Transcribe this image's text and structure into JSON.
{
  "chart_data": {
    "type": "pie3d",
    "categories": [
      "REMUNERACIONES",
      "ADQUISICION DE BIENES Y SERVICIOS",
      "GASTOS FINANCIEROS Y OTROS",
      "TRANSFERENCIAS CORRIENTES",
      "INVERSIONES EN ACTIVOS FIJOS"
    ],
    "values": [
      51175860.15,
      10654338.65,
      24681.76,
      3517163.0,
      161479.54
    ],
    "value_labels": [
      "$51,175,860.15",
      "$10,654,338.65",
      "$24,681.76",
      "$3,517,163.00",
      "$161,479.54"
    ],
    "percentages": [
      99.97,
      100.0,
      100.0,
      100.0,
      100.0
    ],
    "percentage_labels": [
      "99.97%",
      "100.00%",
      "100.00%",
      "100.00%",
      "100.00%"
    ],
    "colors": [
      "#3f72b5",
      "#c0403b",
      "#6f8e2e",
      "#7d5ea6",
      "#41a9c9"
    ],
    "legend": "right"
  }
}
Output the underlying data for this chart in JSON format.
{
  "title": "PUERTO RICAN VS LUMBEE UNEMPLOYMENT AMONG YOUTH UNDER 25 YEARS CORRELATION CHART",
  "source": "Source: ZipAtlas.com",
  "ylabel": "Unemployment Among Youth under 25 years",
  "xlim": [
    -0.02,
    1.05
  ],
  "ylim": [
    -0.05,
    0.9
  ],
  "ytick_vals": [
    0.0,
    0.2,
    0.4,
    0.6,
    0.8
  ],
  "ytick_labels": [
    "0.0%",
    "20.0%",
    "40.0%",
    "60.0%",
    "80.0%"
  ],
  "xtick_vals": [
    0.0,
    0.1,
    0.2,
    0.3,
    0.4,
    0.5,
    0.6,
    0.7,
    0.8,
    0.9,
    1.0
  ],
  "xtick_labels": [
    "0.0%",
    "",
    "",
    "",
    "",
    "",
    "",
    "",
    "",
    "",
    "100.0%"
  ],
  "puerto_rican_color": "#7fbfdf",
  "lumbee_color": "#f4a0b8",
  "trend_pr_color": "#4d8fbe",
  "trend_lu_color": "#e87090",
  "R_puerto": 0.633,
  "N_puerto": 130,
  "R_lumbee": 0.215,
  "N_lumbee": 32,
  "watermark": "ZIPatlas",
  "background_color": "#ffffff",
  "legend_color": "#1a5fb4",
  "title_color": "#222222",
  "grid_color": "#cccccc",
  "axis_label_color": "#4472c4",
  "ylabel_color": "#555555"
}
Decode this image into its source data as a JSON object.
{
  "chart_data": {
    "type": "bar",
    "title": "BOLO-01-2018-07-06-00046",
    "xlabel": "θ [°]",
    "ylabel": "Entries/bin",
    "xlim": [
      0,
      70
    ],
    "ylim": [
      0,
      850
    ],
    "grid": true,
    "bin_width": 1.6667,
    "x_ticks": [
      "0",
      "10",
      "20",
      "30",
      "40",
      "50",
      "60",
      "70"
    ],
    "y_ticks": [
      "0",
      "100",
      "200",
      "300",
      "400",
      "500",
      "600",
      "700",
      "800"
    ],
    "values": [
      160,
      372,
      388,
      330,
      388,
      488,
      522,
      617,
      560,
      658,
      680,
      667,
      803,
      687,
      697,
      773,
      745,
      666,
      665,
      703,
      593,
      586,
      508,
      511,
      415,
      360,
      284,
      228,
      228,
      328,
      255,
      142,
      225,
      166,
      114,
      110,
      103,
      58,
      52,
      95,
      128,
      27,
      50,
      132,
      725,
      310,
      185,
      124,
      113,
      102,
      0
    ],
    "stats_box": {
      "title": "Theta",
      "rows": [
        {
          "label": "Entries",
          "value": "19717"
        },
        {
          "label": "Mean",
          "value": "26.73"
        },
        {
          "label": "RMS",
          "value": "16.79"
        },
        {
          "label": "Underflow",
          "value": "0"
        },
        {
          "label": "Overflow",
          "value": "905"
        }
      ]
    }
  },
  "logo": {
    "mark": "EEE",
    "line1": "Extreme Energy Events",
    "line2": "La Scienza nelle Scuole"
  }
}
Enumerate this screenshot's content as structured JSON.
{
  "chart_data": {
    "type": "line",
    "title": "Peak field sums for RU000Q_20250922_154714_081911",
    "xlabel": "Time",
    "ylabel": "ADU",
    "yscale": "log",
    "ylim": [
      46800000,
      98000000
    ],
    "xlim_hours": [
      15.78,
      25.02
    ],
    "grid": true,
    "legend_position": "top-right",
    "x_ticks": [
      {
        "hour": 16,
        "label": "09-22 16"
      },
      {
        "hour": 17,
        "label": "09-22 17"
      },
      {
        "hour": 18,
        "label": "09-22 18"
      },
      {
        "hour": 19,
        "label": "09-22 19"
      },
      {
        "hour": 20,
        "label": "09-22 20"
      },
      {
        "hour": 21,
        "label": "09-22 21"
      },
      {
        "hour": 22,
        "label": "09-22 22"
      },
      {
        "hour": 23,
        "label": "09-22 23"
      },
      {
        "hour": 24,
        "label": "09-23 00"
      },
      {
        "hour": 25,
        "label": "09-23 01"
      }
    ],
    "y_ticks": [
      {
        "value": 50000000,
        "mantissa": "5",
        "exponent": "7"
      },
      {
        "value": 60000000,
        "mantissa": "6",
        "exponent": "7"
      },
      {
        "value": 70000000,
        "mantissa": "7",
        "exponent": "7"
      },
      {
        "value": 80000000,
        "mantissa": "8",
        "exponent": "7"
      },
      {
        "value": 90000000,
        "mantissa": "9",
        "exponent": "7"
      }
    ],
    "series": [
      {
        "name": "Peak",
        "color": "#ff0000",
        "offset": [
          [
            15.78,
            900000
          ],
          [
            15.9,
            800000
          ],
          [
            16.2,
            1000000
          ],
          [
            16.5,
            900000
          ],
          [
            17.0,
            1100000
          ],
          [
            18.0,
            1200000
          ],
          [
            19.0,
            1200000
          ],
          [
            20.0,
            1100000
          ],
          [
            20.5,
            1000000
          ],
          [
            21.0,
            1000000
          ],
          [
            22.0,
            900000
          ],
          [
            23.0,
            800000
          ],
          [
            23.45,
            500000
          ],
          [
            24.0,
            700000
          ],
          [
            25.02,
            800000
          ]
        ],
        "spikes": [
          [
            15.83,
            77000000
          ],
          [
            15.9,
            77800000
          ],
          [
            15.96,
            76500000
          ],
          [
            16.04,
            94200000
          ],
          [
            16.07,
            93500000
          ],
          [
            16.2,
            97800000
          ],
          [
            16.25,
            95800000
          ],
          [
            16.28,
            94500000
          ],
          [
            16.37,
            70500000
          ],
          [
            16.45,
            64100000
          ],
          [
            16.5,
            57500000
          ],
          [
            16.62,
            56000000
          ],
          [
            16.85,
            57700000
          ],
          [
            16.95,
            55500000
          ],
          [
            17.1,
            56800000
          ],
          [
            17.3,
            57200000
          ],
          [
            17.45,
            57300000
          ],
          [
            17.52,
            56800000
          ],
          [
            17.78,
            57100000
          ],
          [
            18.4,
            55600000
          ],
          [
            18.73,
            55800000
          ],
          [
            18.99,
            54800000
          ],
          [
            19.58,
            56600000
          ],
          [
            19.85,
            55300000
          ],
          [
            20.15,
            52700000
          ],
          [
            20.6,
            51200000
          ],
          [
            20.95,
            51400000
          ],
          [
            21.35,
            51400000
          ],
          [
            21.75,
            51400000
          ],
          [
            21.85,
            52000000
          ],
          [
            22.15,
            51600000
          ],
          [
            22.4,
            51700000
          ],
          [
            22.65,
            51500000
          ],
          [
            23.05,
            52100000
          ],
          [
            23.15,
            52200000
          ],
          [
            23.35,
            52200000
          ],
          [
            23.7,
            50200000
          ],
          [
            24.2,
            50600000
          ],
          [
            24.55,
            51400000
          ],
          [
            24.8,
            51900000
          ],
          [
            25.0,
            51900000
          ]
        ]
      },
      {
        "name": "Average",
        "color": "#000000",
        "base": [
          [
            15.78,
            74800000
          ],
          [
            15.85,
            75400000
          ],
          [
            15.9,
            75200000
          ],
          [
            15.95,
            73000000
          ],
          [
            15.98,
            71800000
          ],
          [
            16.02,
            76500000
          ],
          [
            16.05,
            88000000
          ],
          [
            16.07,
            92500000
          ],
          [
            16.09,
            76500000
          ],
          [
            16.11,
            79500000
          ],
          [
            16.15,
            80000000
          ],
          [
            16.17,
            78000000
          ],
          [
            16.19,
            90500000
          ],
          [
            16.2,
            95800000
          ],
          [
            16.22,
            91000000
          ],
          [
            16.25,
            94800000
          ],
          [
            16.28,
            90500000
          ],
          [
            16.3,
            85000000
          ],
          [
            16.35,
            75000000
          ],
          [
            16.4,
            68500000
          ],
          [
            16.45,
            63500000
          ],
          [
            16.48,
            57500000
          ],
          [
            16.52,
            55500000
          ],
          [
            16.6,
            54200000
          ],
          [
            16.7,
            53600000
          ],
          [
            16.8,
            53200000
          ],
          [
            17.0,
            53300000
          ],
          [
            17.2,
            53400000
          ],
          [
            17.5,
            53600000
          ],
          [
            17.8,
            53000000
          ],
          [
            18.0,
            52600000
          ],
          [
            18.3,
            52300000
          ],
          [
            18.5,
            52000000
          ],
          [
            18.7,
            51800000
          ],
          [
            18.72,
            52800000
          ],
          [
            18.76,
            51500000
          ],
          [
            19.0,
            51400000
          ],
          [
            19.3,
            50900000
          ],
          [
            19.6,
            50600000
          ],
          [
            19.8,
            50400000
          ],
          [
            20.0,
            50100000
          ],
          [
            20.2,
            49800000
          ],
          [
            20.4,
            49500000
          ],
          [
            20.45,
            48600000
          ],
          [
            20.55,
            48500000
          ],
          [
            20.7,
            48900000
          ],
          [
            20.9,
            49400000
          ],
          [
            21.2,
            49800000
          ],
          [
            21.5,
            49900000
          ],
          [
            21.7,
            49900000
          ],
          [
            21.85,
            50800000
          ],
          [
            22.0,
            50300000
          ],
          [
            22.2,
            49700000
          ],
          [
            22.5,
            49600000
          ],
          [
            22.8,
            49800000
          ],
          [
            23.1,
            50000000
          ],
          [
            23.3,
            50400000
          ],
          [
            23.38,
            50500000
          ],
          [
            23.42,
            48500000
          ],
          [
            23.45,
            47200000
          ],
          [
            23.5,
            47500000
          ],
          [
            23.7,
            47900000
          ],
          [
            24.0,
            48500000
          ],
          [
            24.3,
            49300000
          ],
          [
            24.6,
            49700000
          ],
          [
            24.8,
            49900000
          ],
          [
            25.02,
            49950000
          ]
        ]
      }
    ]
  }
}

******************************

§ THE REQUEST
Single out each line of the records above with the string "this" in it, and copy it.

§ COMPLETED EXERCISE
Transcribe this image's text and structure into JSON.
Output the underlying data for this chart in JSON format.
Decode this image into its source data as a JSON object.
Enumerate this screenshot's content as structured JSON.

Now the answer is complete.